■ REQUEST: Beginning with the line in which "Give me a plain-text" appears, transcribe each line word for word until the records end. Do not include pictures.

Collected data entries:
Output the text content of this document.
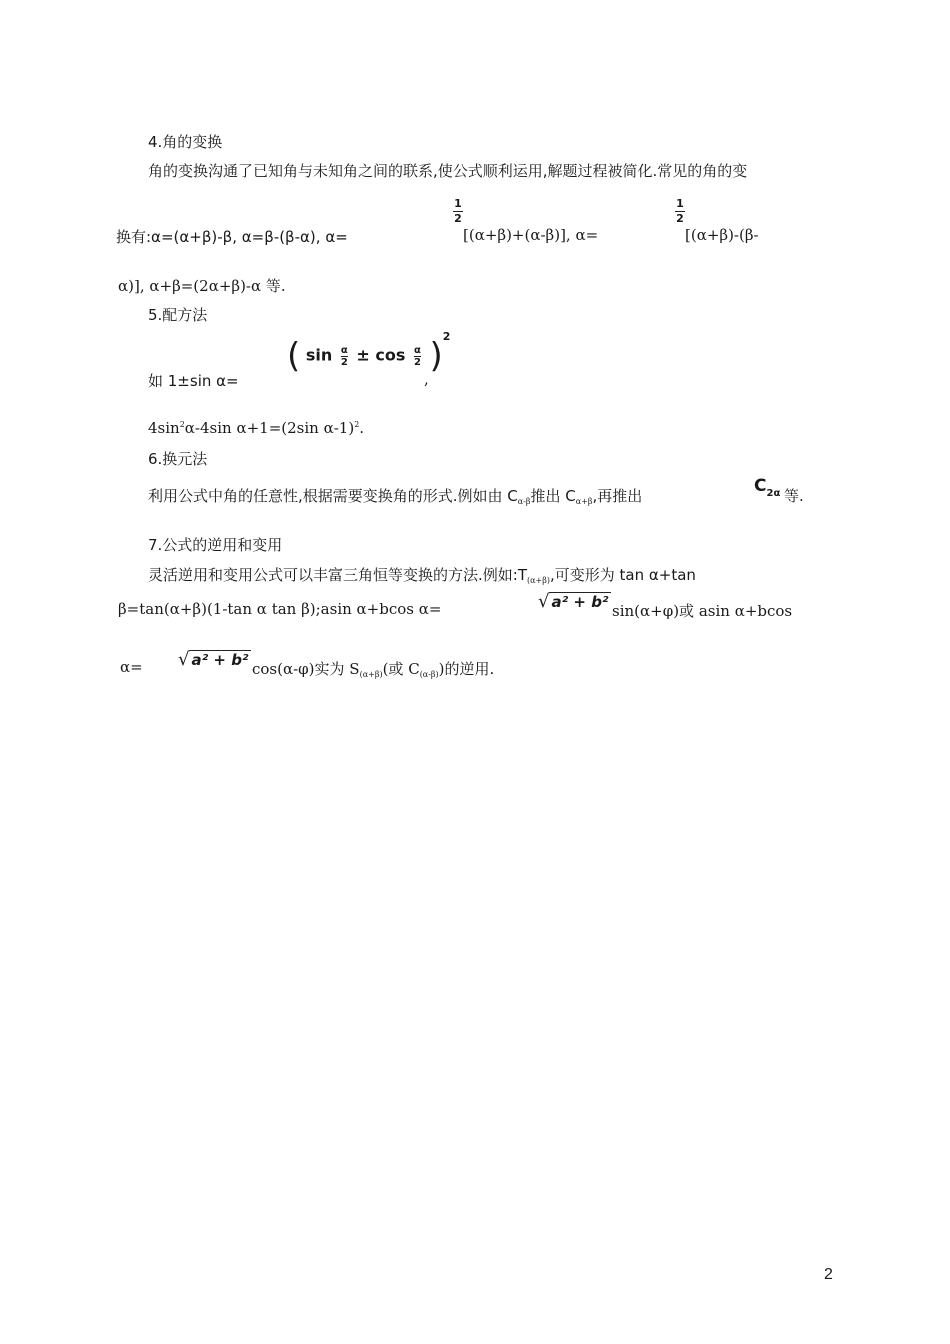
4.角的变换
角的变换沟通了已知角与未知角之间的联系,使公式顺利运用,解题过程被简化.常见的角的变
换有:α=(α+β)-β, α=β-(β-α), α=
1
2
[(α+β)+(α-β)], α=
1
2
[(α+β)-(β-
α)], α+β=(2α+β)-α 等.
5.配方法
如 1±sin α=
( $\sin \frac{\alpha}{2} \pm \cos \frac{\alpha}{2} )^2$
,
$4\sin^2\alpha-4\sin$ α+1=(2sin α-1)$^2$.
6.换元法
利用公式中角的任意性,根据需要变换角的形式.例如由 $C_{\alpha-\beta}$推出 $C_{\alpha+\beta}$,再推出	$C_{2\alpha}$ 等.
7.公式的逆用和变用
灵活逆用和变用公式可以丰富三角恒等变换的方法.例如$:T_{(\alpha+\beta)}$,可变形为 tan α+tan
β=tan(α+β)(1-tan α tan β);asin α+bcos α=	√ a² + b² sin(α+φ)或 asin α+bcos
α= √ a² + b² cos(α-φ)实为 $S_{(\alpha+\beta)}$(或 $C_{(\alpha-\beta)}$)的逆用.
2
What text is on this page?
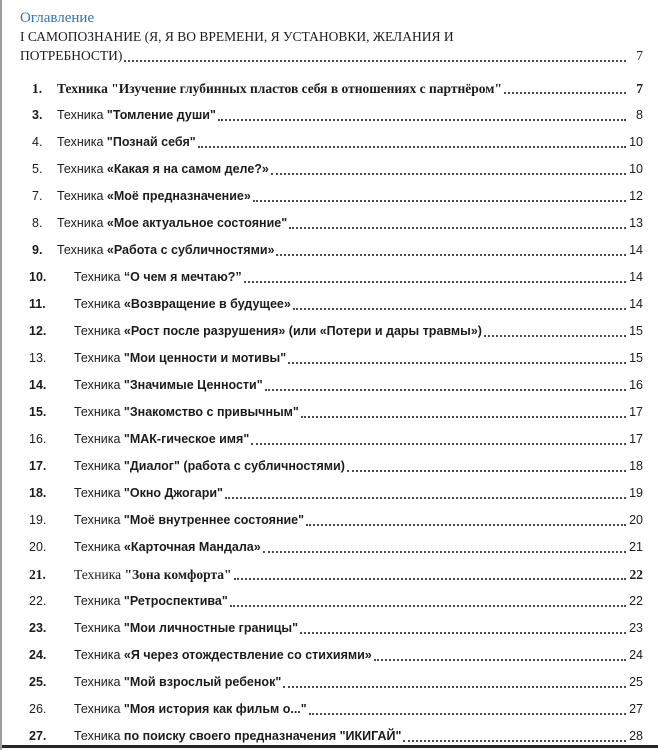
Оглавление
I САМОПОЗНАНИЕ (Я, Я ВО ВРЕМЕНИ, Я УСТАНОВКИ, ЖЕЛАНИЯ И
ПОТРЕБНОСТИ)	7
1.	Техника "Изучение глубинных пластов себя в отношениях с партнёром"	7
3.	Техника "Томление души"	8
4.	Техника "Познай себя"	10
5.	Техника «Какая я на самом деле?»	10
7.	Техника «Моё предназначение»	12
8.	Техника «Мое актуальное состояние"	13
9.	Техника «Работа с субличностями»	14
10.	Техника “О чем я мечтаю?”	14
11.	Техника «Возвращение в будущее»	14
12.	Техника «Рост после разрушения» (или «Потери и дары травмы»)	15
13.	Техника "Мои ценности и мотивы"	15
14.	Техника "Значимые Ценности"	16
15.	Техника "Знакомство с привычным"	17
16.	Техника "МАК-гическое имя"	17
17.	Техника "Диалог" (работа с субличностями)	18
18.	Техника "Окно Джогари"	19
19.	Техника "Моё внутреннее состояние"	20
20.	Техника «Карточная Мандала»	21
21.	Техника "Зона комфорта"	22
22.	Техника "Ретроспектива"	22
23.	Техника "Мои личностные границы"	23
24.	Техника «Я через отождествление со стихиями»	24
25.	Техника "Мой взрослый ребенок"	25
26.	Техника "Моя история как фильм о..."	27
27.	Техника по поиску своего предназначения "ИКИГАЙ"	28
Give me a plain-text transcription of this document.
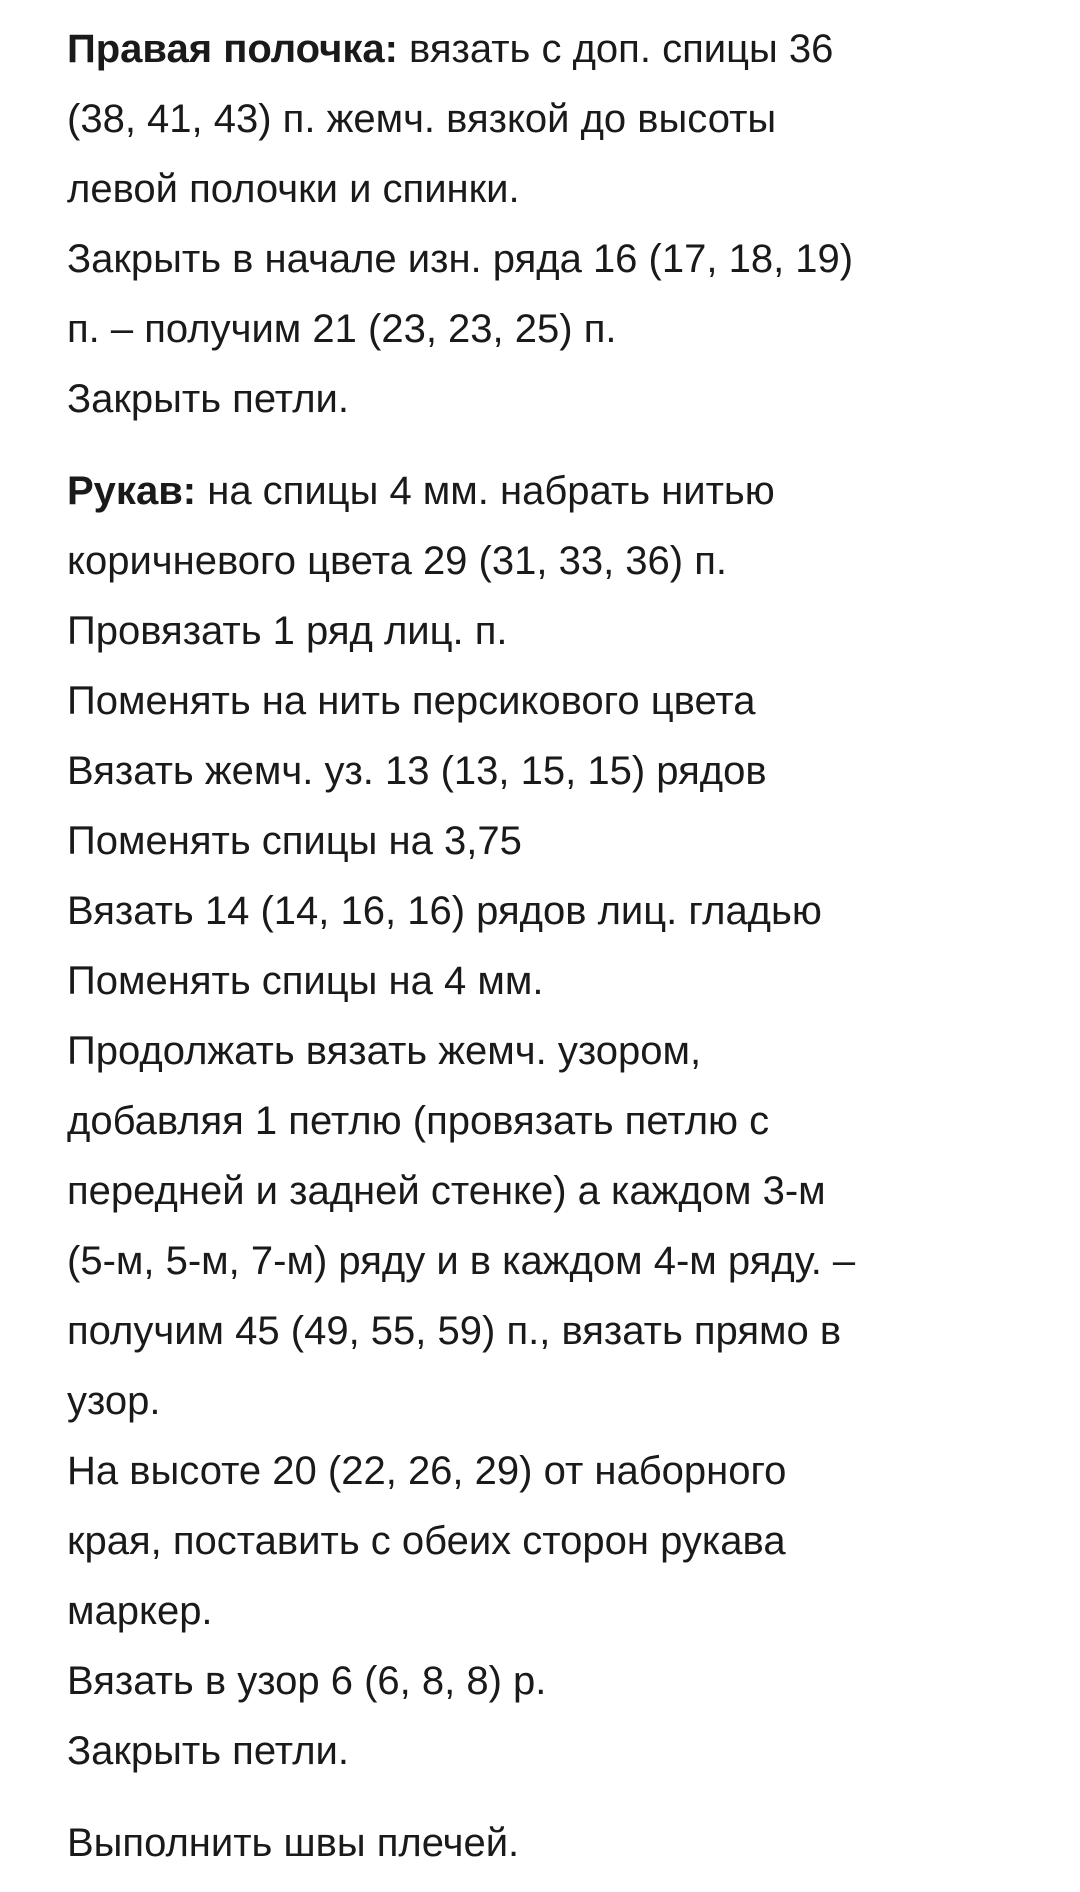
Правая полочка: вязать с доп. спицы 36
(38, 41, 43) п. жемч. вязкой до высоты
левой полочки и спинки.
Закрыть в начале изн. ряда 16 (17, 18, 19)
п. – получим 21 (23, 23, 25) п.
Закрыть петли.
Рукав: на спицы 4 мм. набрать нитью
коричневого цвета 29 (31, 33, 36) п.
Провязать 1 ряд лиц. п.
Поменять на нить персикового цвета
Вязать жемч. уз. 13 (13, 15, 15) рядов
Поменять спицы на 3,75
Вязать 14 (14, 16, 16) рядов лиц. гладью
Поменять спицы на 4 мм.
Продолжать вязать жемч. узором,
добавляя 1 петлю (провязать петлю с
передней и задней стенке) а каждом 3-м
(5-м, 5-м, 7-м) ряду и в каждом 4-м ряду. –
получим 45 (49, 55, 59) п., вязать прямо в
узор.
На высоте 20 (22, 26, 29) от наборного
края, поставить с обеих сторон рукава
маркер.
Вязать в узор 6 (6, 8, 8) р.
Закрыть петли.
Выполнить швы плечей.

■ EXERCISE RESPONSE:
Give me a plain-text transcription of this document.
Правая полочка: вязать с доп. спицы 36
(38, 41, 43) п. жемч. вязкой до высоты
левой полочки и спинки.
Закрыть в начале изн. ряда 16 (17, 18, 19)
п. – получим 21 (23, 23, 25) п.
Закрыть петли.
Рукав: на спицы 4 мм. набрать нитью
коричневого цвета 29 (31, 33, 36) п.
Провязать 1 ряд лиц. п.
Поменять на нить персикового цвета
Вязать жемч. уз. 13 (13, 15, 15) рядов
Поменять спицы на 3,75
Вязать 14 (14, 16, 16) рядов лиц. гладью
Поменять спицы на 4 мм.
Продолжать вязать жемч. узором,
добавляя 1 петлю (провязать петлю с
передней и задней стенке) а каждом 3-м
(5-м, 5-м, 7-м) ряду и в каждом 4-м ряду. –
получим 45 (49, 55, 59) п., вязать прямо в
узор.
На высоте 20 (22, 26, 29) от наборного
края, поставить с обеих сторон рукава
маркер.
Вязать в узор 6 (6, 8, 8) р.
Закрыть петли.
Выполнить швы плечей.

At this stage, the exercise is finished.